▼
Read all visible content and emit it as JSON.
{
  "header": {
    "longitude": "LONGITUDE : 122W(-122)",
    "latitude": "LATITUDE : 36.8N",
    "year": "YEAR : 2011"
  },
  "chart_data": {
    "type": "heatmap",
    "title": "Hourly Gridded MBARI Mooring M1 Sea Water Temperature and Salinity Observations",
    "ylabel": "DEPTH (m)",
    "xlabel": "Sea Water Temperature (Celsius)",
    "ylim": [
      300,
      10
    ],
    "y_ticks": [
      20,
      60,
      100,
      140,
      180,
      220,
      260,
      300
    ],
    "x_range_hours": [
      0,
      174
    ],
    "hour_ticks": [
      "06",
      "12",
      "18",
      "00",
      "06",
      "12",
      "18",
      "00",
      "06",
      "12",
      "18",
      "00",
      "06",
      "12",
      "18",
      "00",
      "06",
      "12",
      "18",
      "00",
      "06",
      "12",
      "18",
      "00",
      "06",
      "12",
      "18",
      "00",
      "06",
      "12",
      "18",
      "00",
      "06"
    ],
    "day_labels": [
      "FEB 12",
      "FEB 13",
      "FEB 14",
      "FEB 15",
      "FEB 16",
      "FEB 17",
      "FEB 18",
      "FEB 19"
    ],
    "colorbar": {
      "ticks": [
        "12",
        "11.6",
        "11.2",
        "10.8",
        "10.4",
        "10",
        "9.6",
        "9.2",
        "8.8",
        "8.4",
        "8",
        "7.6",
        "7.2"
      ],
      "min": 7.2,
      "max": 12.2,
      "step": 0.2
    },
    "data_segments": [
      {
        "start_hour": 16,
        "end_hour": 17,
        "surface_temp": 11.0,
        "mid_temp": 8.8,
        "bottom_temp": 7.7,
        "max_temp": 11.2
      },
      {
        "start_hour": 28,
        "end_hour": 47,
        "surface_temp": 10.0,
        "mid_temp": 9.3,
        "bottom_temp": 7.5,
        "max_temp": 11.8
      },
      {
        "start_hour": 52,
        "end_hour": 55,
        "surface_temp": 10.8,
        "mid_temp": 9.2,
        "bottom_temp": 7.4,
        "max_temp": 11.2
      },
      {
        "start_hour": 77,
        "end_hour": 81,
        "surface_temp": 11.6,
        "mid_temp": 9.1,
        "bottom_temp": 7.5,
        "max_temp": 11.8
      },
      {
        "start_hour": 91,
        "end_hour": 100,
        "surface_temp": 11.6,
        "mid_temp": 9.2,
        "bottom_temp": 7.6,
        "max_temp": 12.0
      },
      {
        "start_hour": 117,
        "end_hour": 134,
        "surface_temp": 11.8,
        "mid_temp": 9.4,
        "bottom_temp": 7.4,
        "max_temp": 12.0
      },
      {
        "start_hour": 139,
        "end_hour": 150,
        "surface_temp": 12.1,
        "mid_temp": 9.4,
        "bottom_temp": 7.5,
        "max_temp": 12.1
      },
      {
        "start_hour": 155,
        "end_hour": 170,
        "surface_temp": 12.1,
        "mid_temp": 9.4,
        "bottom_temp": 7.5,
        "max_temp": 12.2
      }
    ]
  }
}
▲
[Problem to solve] Print the material above once more, exactly.

[Solution for this task]
Read all visible content and emit it as JSON.
{
  "header": {
    "longitude": "LONGITUDE : 122W(-122)",
    "latitude": "LATITUDE : 36.8N",
    "year": "YEAR : 2011"
  },
  "chart_data": {
    "type": "heatmap",
    "title": "Hourly Gridded MBARI Mooring M1 Sea Water Temperature and Salinity Observations",
    "ylabel": "DEPTH (m)",
    "xlabel": "Sea Water Temperature (Celsius)",
    "ylim": [
      300,
      10
    ],
    "y_ticks": [
      20,
      60,
      100,
      140,
      180,
      220,
      260,
      300
    ],
    "x_range_hours": [
      0,
      174
    ],
    "hour_ticks": [
      "06",
      "12",
      "18",
      "00",
      "06",
      "12",
      "18",
      "00",
      "06",
      "12",
      "18",
      "00",
      "06",
      "12",
      "18",
      "00",
      "06",
      "12",
      "18",
      "00",
      "06",
      "12",
      "18",
      "00",
      "06",
      "12",
      "18",
      "00",
      "06",
      "12",
      "18",
      "00",
      "06"
    ],
    "day_labels": [
      "FEB 12",
      "FEB 13",
      "FEB 14",
      "FEB 15",
      "FEB 16",
      "FEB 17",
      "FEB 18",
      "FEB 19"
    ],
    "colorbar": {
      "ticks": [
        "12",
        "11.6",
        "11.2",
        "10.8",
        "10.4",
        "10",
        "9.6",
        "9.2",
        "8.8",
        "8.4",
        "8",
        "7.6",
        "7.2"
      ],
      "min": 7.2,
      "max": 12.2,
      "step": 0.2
    },
    "data_segments": [
      {
        "start_hour": 16,
        "end_hour": 17,
        "surface_temp": 11.0,
        "mid_temp": 8.8,
        "bottom_temp": 7.7,
        "max_temp": 11.2
      },
      {
        "start_hour": 28,
        "end_hour": 47,
        "surface_temp": 10.0,
        "mid_temp": 9.3,
        "bottom_temp": 7.5,
        "max_temp": 11.8
      },
      {
        "start_hour": 52,
        "end_hour": 55,
        "surface_temp": 10.8,
        "mid_temp": 9.2,
        "bottom_temp": 7.4,
        "max_temp": 11.2
      },
      {
        "start_hour": 77,
        "end_hour": 81,
        "surface_temp": 11.6,
        "mid_temp": 9.1,
        "bottom_temp": 7.5,
        "max_temp": 11.8
      },
      {
        "start_hour": 91,
        "end_hour": 100,
        "surface_temp": 11.6,
        "mid_temp": 9.2,
        "bottom_temp": 7.6,
        "max_temp": 12.0
      },
      {
        "start_hour": 117,
        "end_hour": 134,
        "surface_temp": 11.8,
        "mid_temp": 9.4,
        "bottom_temp": 7.4,
        "max_temp": 12.0
      },
      {
        "start_hour": 139,
        "end_hour": 150,
        "surface_temp": 12.1,
        "mid_temp": 9.4,
        "bottom_temp": 7.5,
        "max_temp": 12.1
      },
      {
        "start_hour": 155,
        "end_hour": 170,
        "surface_temp": 12.1,
        "mid_temp": 9.4,
        "bottom_temp": 7.5,
        "max_temp": 12.2
      }
    ]
  }
}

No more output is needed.